* **Work to be completed**: All of the data should be output character for character, except the pictures.

* **Stored rows**:
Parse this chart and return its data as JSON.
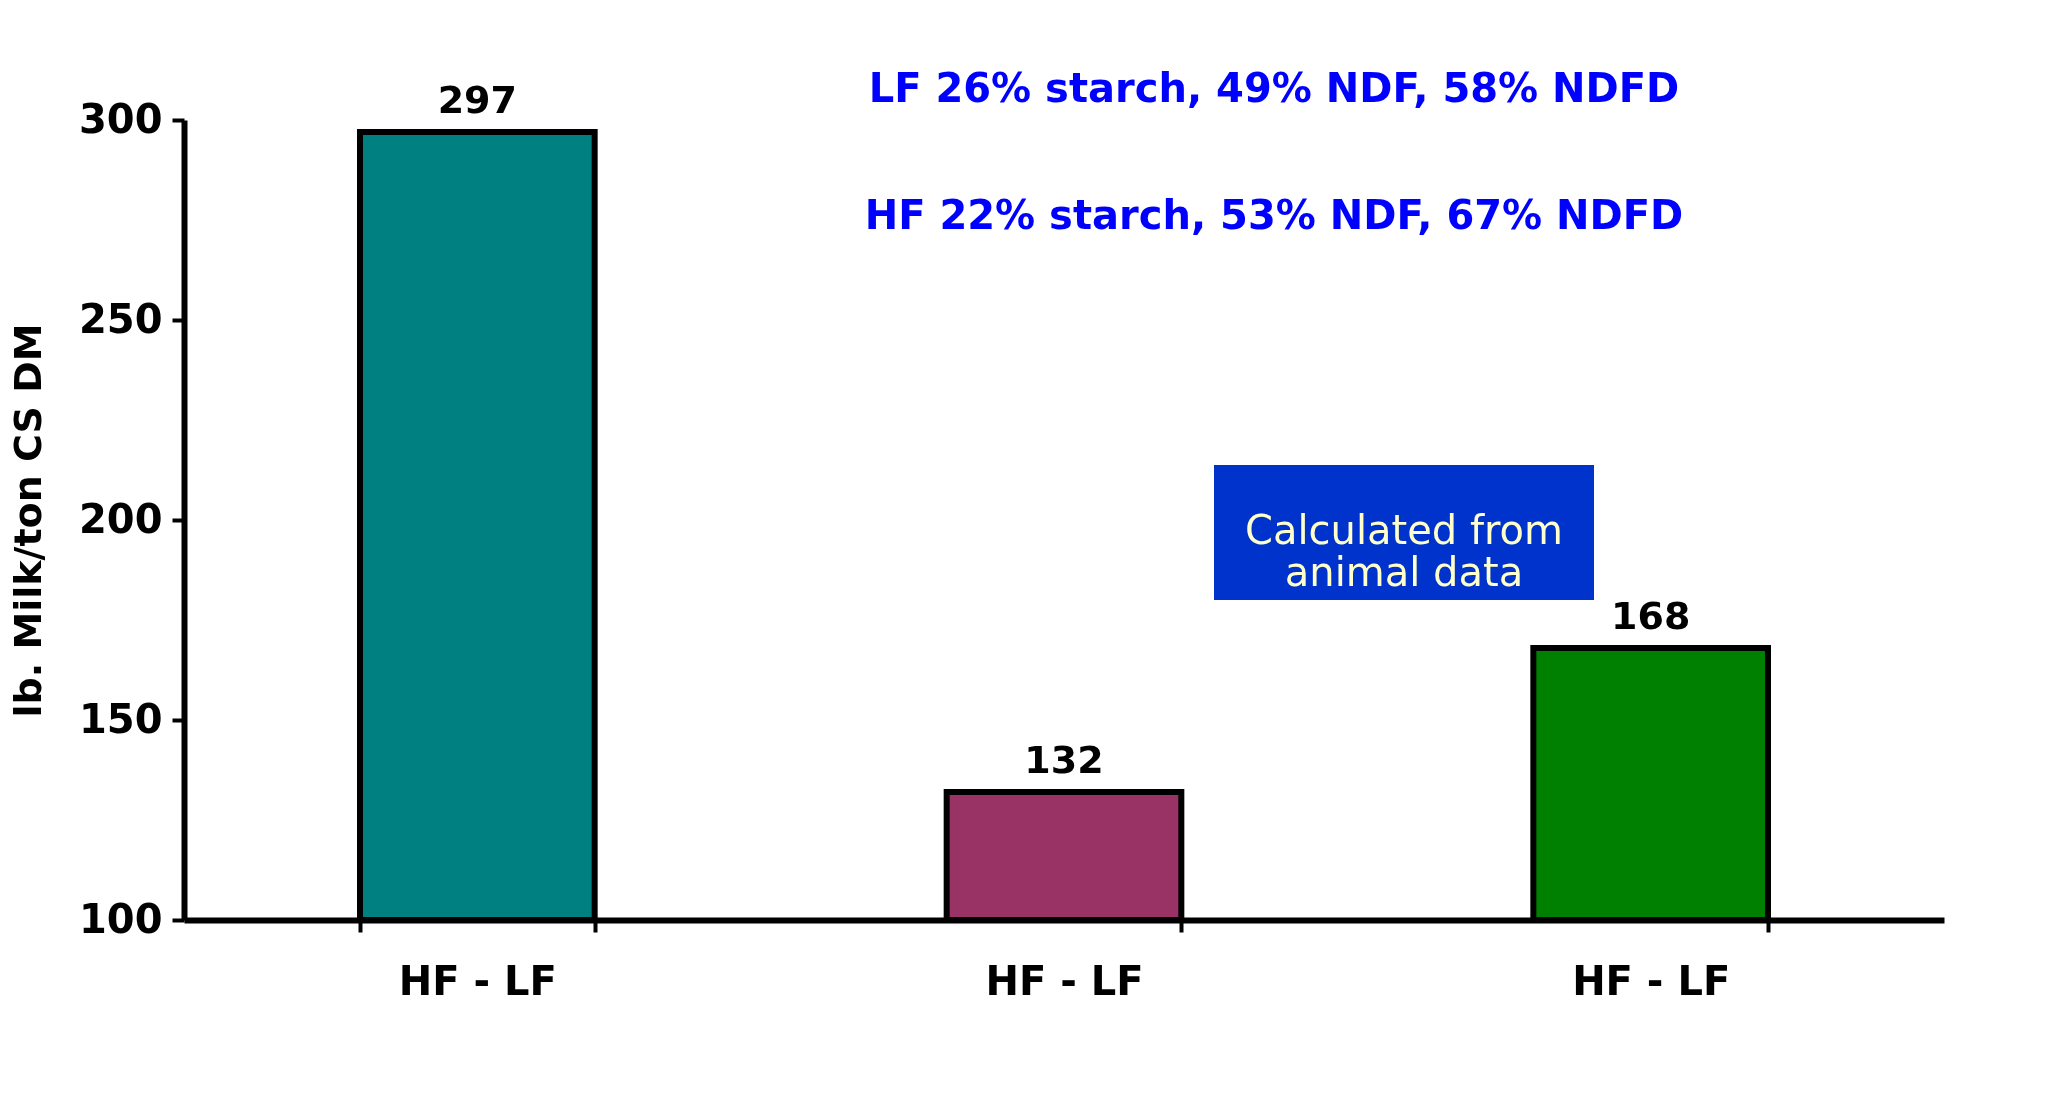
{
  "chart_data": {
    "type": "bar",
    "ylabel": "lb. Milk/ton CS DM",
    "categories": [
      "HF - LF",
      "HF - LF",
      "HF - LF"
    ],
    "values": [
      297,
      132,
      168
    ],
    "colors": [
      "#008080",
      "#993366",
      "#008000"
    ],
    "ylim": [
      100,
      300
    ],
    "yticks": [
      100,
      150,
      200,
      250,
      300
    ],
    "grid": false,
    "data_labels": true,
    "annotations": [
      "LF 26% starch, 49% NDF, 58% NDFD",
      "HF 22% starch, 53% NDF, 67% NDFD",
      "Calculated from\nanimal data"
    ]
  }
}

* **Exercise response**:
Parse this chart and return its data as JSON.
{
  "chart_data": {
    "type": "bar",
    "ylabel": "lb. Milk/ton CS DM",
    "categories": [
      "HF - LF",
      "HF - LF",
      "HF - LF"
    ],
    "values": [
      297,
      132,
      168
    ],
    "colors": [
      "#008080",
      "#993366",
      "#008000"
    ],
    "ylim": [
      100,
      300
    ],
    "yticks": [
      100,
      150,
      200,
      250,
      300
    ],
    "grid": false,
    "data_labels": true,
    "annotations": [
      "LF 26% starch, 49% NDF, 58% NDFD",
      "HF 22% starch, 53% NDF, 67% NDFD",
      "Calculated from\nanimal data"
    ]
  }
}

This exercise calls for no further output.